#### SET PROBLEM
Pick out each line in these entries that contains the string "values".

-- Start of SUPPLIED RECORDS --

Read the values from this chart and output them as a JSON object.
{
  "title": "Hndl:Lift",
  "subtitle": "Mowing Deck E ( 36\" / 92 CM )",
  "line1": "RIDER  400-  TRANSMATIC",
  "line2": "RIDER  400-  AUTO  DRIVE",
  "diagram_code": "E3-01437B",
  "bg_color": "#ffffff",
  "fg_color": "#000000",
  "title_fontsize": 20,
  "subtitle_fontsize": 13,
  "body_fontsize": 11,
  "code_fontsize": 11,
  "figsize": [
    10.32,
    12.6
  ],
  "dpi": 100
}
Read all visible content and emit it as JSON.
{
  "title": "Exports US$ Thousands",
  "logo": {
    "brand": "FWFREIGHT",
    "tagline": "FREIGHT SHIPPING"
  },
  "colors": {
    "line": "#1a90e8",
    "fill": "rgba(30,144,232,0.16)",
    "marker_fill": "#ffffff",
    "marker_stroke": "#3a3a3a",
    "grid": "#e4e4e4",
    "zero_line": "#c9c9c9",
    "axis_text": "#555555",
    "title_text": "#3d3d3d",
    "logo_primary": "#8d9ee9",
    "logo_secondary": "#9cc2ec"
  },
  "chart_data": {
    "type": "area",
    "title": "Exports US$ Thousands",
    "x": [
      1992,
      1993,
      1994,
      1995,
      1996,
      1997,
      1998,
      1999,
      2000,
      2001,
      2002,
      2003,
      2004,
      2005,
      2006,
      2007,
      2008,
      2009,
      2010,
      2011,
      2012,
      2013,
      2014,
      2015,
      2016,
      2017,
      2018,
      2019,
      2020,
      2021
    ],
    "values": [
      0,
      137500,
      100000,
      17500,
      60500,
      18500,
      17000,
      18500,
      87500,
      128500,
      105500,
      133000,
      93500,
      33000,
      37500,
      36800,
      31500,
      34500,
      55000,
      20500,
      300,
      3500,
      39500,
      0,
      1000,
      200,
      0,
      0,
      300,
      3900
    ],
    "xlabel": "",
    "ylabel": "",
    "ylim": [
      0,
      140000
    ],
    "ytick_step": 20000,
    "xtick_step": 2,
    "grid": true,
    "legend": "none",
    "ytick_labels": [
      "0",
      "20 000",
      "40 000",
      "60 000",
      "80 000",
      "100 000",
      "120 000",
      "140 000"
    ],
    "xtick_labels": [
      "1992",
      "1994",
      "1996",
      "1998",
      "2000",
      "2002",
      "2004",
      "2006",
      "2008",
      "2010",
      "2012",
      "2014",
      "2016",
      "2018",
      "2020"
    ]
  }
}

-- End of SUPPLIED RECORDS --

#### EXERCISE ANSWER
Read the values from this chart and output them as a JSON object.
    "values": [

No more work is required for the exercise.